EXERCISE MATERIALS

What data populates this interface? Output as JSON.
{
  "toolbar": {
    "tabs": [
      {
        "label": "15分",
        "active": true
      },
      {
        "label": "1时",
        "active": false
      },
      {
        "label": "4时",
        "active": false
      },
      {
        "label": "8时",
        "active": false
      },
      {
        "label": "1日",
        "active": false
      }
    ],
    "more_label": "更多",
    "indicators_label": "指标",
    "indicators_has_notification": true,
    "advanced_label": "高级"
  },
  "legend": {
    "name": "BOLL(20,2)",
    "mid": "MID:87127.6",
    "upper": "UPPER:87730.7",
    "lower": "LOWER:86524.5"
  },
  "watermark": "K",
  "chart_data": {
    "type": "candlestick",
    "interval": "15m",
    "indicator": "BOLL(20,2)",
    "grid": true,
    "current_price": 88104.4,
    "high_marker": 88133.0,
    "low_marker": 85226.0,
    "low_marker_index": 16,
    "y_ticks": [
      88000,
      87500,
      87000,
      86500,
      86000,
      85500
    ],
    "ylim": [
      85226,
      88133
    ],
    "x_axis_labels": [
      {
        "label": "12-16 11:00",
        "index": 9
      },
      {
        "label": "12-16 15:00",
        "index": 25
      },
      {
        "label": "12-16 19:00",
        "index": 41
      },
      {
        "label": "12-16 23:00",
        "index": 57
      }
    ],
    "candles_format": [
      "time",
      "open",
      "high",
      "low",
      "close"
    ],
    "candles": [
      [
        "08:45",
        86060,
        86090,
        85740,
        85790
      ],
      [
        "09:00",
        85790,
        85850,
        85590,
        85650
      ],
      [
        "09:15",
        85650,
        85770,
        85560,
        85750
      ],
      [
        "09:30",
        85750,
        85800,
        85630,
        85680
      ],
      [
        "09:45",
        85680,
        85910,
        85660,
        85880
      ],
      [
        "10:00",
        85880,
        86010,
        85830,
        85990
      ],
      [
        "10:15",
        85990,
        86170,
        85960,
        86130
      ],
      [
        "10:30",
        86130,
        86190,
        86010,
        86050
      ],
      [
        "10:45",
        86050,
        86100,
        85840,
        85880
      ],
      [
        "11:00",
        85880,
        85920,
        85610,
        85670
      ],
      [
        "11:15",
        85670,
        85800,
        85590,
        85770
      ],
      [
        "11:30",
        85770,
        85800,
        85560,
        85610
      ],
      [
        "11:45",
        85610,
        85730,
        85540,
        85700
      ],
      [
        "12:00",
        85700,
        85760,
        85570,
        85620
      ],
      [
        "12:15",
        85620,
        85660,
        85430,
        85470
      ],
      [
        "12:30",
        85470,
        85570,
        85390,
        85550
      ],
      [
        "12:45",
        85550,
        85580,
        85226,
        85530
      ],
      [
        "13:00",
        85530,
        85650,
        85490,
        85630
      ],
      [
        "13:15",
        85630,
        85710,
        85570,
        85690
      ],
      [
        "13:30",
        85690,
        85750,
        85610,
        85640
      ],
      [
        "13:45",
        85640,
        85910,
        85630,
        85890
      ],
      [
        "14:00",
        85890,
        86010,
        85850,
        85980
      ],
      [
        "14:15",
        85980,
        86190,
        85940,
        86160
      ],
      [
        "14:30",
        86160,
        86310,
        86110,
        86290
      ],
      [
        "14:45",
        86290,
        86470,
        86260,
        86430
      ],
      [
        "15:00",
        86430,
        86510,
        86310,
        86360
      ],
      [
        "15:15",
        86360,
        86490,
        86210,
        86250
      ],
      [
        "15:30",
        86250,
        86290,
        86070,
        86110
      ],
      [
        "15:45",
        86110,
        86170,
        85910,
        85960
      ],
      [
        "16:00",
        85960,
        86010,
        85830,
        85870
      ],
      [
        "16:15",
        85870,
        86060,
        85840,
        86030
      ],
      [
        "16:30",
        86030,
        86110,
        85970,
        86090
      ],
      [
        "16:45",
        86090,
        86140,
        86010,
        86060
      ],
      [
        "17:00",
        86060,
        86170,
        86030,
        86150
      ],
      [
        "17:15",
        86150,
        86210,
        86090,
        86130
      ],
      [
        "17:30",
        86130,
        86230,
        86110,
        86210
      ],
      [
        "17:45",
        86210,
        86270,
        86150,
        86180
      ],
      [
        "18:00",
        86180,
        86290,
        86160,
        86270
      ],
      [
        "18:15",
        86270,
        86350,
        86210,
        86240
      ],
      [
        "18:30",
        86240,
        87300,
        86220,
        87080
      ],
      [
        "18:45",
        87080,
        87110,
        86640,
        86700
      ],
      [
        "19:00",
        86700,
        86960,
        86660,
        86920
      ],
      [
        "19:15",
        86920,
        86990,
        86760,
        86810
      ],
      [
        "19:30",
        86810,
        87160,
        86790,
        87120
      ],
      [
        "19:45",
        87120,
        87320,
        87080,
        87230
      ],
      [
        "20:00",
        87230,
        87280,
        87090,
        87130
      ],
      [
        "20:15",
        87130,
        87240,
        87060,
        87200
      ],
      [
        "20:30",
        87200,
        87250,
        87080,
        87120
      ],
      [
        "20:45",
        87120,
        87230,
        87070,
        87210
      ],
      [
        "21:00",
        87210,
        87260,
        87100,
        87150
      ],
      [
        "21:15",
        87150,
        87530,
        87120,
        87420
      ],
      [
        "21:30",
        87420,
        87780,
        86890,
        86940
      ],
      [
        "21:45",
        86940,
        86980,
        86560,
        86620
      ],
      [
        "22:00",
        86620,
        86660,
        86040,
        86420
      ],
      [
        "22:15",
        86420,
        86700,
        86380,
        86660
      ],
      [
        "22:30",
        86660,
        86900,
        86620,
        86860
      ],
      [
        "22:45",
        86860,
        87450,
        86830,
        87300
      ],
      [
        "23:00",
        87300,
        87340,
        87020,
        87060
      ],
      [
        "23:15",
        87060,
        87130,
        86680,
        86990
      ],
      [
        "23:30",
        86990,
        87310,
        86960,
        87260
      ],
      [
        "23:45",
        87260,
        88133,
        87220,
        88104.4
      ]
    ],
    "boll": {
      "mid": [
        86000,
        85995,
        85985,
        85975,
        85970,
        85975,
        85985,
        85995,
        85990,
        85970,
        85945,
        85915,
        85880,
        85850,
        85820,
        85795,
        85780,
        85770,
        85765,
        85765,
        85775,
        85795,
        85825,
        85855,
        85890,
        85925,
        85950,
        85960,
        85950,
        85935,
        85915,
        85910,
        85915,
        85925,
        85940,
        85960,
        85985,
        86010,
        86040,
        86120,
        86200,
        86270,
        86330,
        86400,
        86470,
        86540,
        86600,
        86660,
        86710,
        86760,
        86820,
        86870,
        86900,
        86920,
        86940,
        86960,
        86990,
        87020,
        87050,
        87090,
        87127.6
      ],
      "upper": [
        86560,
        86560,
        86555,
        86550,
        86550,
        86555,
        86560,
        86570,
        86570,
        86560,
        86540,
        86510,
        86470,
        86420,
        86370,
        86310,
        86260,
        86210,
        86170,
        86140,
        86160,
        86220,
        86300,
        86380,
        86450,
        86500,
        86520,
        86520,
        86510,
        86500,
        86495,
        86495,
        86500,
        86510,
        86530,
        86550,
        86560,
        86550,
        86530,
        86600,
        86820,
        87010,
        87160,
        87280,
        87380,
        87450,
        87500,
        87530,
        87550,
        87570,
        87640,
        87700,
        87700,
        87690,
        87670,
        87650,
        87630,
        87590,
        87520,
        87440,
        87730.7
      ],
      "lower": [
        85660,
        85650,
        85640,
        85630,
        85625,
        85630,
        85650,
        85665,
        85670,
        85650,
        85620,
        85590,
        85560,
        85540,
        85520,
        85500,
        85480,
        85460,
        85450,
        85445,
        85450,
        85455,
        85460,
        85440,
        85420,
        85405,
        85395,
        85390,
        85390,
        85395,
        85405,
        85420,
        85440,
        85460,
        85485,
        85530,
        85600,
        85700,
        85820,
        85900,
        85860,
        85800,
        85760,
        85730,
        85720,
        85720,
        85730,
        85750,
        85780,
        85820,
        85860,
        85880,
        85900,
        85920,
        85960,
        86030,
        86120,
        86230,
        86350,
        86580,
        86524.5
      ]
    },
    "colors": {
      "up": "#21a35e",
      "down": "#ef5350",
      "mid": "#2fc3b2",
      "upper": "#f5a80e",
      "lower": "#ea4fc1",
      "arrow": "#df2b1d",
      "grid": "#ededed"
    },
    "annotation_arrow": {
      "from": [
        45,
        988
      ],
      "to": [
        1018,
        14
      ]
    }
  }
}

WHAT YOU NEED TO DO
Identify the lines above with the word "upper". Copy them.

WRITTEN ANSWER
    "upper": "UPPER:87730.7",
      "upper": [
      "upper": "#f5a80e",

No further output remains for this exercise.